Carry none of the pictures over; set down the material below exactly.

--------------------------------

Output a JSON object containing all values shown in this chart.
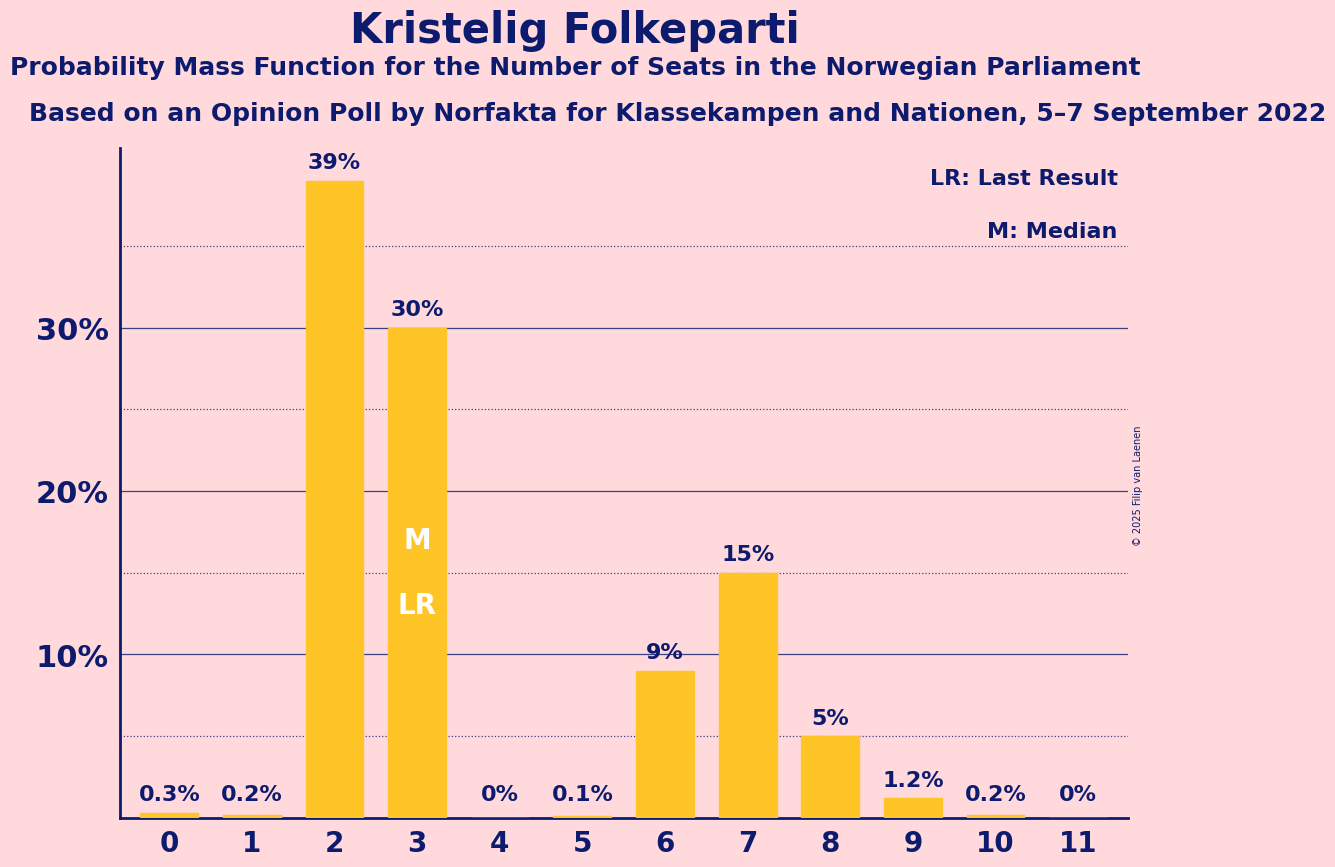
{
  "title": "Kristelig Folkeparti",
  "subtitle": "Probability Mass Function for the Number of Seats in the Norwegian Parliament",
  "source": "Based on an Opinion Poll by Norfakta for Klassekampen and Nationen, 5–7 September 2022",
  "copyright": "© 2025 Filip van Laenen",
  "categories": [
    0,
    1,
    2,
    3,
    4,
    5,
    6,
    7,
    8,
    9,
    10,
    11
  ],
  "values": [
    0.3,
    0.2,
    39.0,
    30.0,
    0.0,
    0.1,
    9.0,
    15.0,
    5.0,
    1.2,
    0.2,
    0.0
  ],
  "bar_color": "#FFC425",
  "background_color": "#FFD9DC",
  "text_color": "#0D1B6E",
  "title_fontsize": 30,
  "subtitle_fontsize": 18,
  "source_fontsize": 18,
  "bar_label_fontsize": 16,
  "tick_fontsize": 20,
  "ytick_fontsize": 22,
  "solid_yticks": [
    10,
    20,
    30
  ],
  "dotted_yticks": [
    5,
    15,
    25,
    35
  ],
  "ylim": [
    0,
    41
  ],
  "median_bar": 3,
  "lr_bar": 3,
  "median_label": "M",
  "lr_label": "LR",
  "legend_lr": "LR: Last Result",
  "legend_m": "M: Median",
  "value_labels": [
    "0.3%",
    "0.2%",
    "39%",
    "30%",
    "0%",
    "0.1%",
    "9%",
    "15%",
    "5%",
    "1.2%",
    "0.2%",
    "0%"
  ],
  "solid_grid_color": "#0D1B6E",
  "dotted_grid_color": "#0D1B6E",
  "axis_color": "#0D1B6E",
  "spine_left_color": "#0D1B6E"
}
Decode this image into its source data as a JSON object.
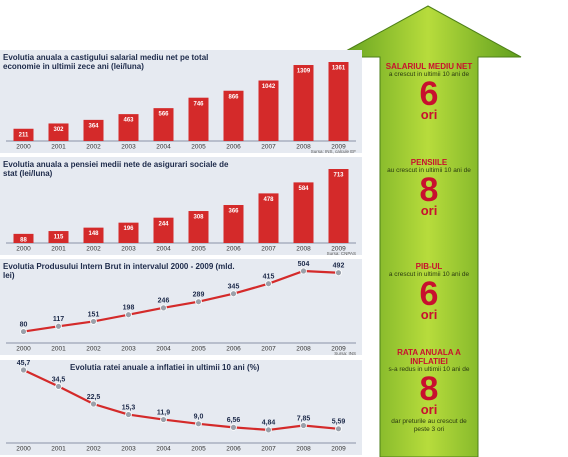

--------------------------------

EXERCISE SOLUTION:
Output a JSON object containing all values shown in this chart.
{
  "title": "Kristelig Folkeparti",
  "subtitle": "Probability Mass Function for the Number of Seats in the Norwegian Parliament",
  "source": "Based on an Opinion Poll by Norfakta for Klassekampen and Nationen, 5–7 September 2022",
  "copyright": "© 2025 Filip van Laenen",
  "categories": [
    0,
    1,
    2,
    3,
    4,
    5,
    6,
    7,
    8,
    9,
    10,
    11
  ],
  "values": [
    0.3,
    0.2,
    39.0,
    30.0,
    0.0,
    0.1,
    9.0,
    15.0,
    5.0,
    1.2,
    0.2,
    0.0
  ],
  "bar_color": "#FFC425",
  "background_color": "#FFD9DC",
  "text_color": "#0D1B6E",
  "title_fontsize": 30,
  "subtitle_fontsize": 18,
  "source_fontsize": 18,
  "bar_label_fontsize": 16,
  "tick_fontsize": 20,
  "ytick_fontsize": 22,
  "solid_yticks": [
    10,
    20,
    30
  ],
  "dotted_yticks": [
    5,
    15,
    25,
    35
  ],
  "ylim": [
    0,
    41
  ],
  "median_bar": 3,
  "lr_bar": 3,
  "median_label": "M",
  "lr_label": "LR",
  "legend_lr": "LR: Last Result",
  "legend_m": "M: Median",
  "value_labels": [
    "0.3%",
    "0.2%",
    "39%",
    "30%",
    "0%",
    "0.1%",
    "9%",
    "15%",
    "5%",
    "1.2%",
    "0.2%",
    "0%"
  ],
  "solid_grid_color": "#0D1B6E",
  "dotted_grid_color": "#0D1B6E",
  "axis_color": "#0D1B6E",
  "spine_left_color": "#0D1B6E"
}
Decode this image into its source data as a JSON object.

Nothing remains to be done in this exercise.